## Task to carry out
Which lines in the records below contain the word "both"? Copy each one out.
-------- Records for the exercise
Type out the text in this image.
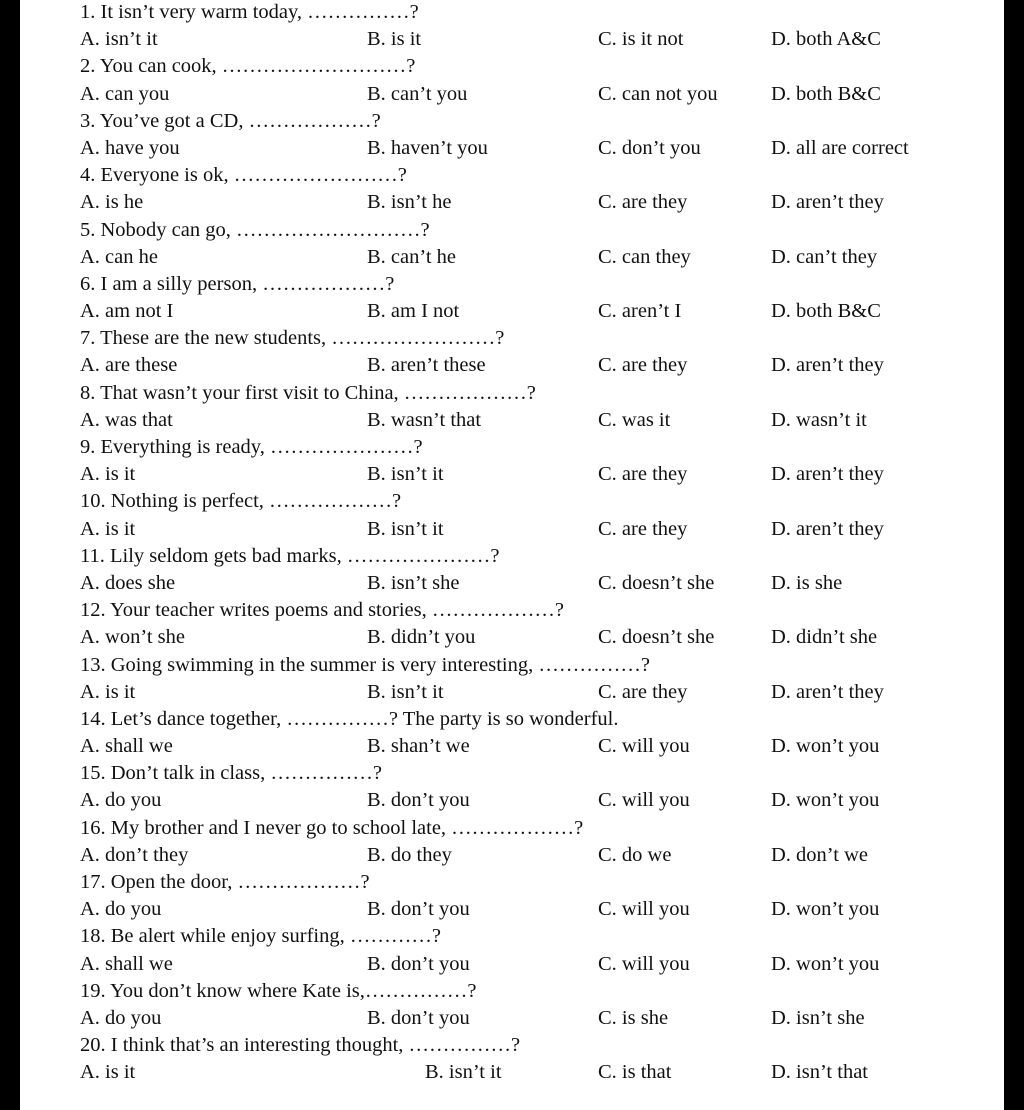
1. It isn’t very warm today, ……………?
A. isn’t it	B. is it	C. is it not	D. both A&C
2. You can cook, ………………………?
A. can you	B. can’t you	C. can not you	D. both B&C
3. You’ve got a CD, ………………?
A. have you	B. haven’t you	C. don’t you	D. all are correct
4. Everyone is ok, ……………………?
A. is he	B. isn’t he	C. are they	D. aren’t they
5. Nobody can go, ………………………?
A. can he	B. can’t he	C. can they	D. can’t they
6. I am a silly person, ………………?
A. am not I	B. am I not	C. aren’t I	D. both B&C
7. These are the new students, ……………………?
A. are these	B. aren’t these	C. are they	D. aren’t they
8. That wasn’t your first visit to China, ………………?
A. was that	B. wasn’t that	C. was it	D. wasn’t it
9. Everything is ready, …………………?
A. is it	B. isn’t it	C. are they	D. aren’t they
10. Nothing is perfect, ………………?
A. is it	B. isn’t it	C. are they	D. aren’t they
11. Lily seldom gets bad marks, …………………?
A. does she	B. isn’t she	C. doesn’t she	D. is she
12. Your teacher writes poems and stories, ………………?
A. won’t she	B. didn’t you	C. doesn’t she	D. didn’t she
13. Going swimming in the summer is very interesting, ……………?
A. is it	B. isn’t it	C. are they	D. aren’t they
14. Let’s dance together, ……………? The party is so wonderful.
A. shall we	B. shan’t we	C. will you	D. won’t you
15. Don’t talk in class, ……………?
A. do you	B. don’t you	C. will you	D. won’t you
16. My brother and I never go to school late, ………………?
A. don’t they	B. do they	C. do we	D. don’t we
17. Open the door, ………………?
A. do you	B. don’t you	C. will you	D. won’t you
18. Be alert while enjoy surfing, …………?
A. shall we	B. don’t you	C. will you	D. won’t you
19. You don’t know where Kate is,……………?
A. do you	B. don’t you	C. is she	D. isn’t she
20. I think that’s an interesting thought, ……………?
A. is it	B. isn’t it	C. is that	D. isn’t that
----------------
## Task result
A. isn’t it	B. is it	C. is it not	D. both A&C
A. can you	B. can’t you	C. can not you	D. both B&C
A. am not I	B. am I not	C. aren’t I	D. both B&C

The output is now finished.